» Exercise task:
Reproduce all records verbatim.

Extracted records
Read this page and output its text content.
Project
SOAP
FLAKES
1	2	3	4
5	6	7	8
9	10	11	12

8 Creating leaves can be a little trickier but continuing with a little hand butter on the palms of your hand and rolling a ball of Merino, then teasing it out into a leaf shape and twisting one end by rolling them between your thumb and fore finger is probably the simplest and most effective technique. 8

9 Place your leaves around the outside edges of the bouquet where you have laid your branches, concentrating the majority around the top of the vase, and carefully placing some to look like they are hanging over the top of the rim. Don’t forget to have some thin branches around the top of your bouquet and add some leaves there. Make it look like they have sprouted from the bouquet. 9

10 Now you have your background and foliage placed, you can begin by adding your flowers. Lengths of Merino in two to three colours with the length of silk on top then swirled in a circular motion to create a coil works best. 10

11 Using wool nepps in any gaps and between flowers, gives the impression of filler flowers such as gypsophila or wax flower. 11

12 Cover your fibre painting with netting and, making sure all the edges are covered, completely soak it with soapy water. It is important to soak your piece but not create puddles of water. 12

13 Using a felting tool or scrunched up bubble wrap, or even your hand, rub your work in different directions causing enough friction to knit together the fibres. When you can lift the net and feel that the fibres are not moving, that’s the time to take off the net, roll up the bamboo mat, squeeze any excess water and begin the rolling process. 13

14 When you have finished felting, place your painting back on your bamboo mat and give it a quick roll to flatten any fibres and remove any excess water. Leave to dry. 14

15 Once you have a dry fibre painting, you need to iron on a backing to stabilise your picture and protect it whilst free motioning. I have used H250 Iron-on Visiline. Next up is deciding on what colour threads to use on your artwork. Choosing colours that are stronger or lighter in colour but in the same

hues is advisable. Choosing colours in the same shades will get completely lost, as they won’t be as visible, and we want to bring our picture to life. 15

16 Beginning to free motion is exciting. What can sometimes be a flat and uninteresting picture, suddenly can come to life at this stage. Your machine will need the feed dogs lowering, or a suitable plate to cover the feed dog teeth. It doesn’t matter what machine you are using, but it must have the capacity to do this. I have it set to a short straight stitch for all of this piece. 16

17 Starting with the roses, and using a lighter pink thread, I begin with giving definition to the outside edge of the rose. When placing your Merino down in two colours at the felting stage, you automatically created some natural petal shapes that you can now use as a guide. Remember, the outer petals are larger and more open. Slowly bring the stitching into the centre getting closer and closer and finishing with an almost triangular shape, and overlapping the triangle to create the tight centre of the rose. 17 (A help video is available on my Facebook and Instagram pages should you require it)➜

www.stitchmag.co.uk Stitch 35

» Result for this task:
Read this page and output its text content.
Project
SOAP
FLAKES
1	2	3	4
5	6	7	8
9	10	11	12

8 Creating leaves can be a little trickier but continuing with a little hand butter on the palms of your hand and rolling a ball of Merino, then teasing it out into a leaf shape and twisting one end by rolling them between your thumb and fore finger is probably the simplest and most effective technique. 8

9 Place your leaves around the outside edges of the bouquet where you have laid your branches, concentrating the majority around the top of the vase, and carefully placing some to look like they are hanging over the top of the rim. Don’t forget to have some thin branches around the top of your bouquet and add some leaves there. Make it look like they have sprouted from the bouquet. 9

10 Now you have your background and foliage placed, you can begin by adding your flowers. Lengths of Merino in two to three colours with the length of silk on top then swirled in a circular motion to create a coil works best. 10

11 Using wool nepps in any gaps and between flowers, gives the impression of filler flowers such as gypsophila or wax flower. 11

12 Cover your fibre painting with netting and, making sure all the edges are covered, completely soak it with soapy water. It is important to soak your piece but not create puddles of water. 12

13 Using a felting tool or scrunched up bubble wrap, or even your hand, rub your work in different directions causing enough friction to knit together the fibres. When you can lift the net and feel that the fibres are not moving, that’s the time to take off the net, roll up the bamboo mat, squeeze any excess water and begin the rolling process. 13

14 When you have finished felting, place your painting back on your bamboo mat and give it a quick roll to flatten any fibres and remove any excess water. Leave to dry. 14

15 Once you have a dry fibre painting, you need to iron on a backing to stabilise your picture and protect it whilst free motioning. I have used H250 Iron-on Visiline. Next up is deciding on what colour threads to use on your artwork. Choosing colours that are stronger or lighter in colour but in the same

hues is advisable. Choosing colours in the same shades will get completely lost, as they won’t be as visible, and we want to bring our picture to life. 15

16 Beginning to free motion is exciting. What can sometimes be a flat and uninteresting picture, suddenly can come to life at this stage. Your machine will need the feed dogs lowering, or a suitable plate to cover the feed dog teeth. It doesn’t matter what machine you are using, but it must have the capacity to do this. I have it set to a short straight stitch for all of this piece. 16

17 Starting with the roses, and using a lighter pink thread, I begin with giving definition to the outside edge of the rose. When placing your Merino down in two colours at the felting stage, you automatically created some natural petal shapes that you can now use as a guide. Remember, the outer petals are larger and more open. Slowly bring the stitching into the centre getting closer and closer and finishing with an almost triangular shape, and overlapping the triangle to create the tight centre of the rose. 17 (A help video is available on my Facebook and Instagram pages should you require it)➜

www.stitchmag.co.uk Stitch 35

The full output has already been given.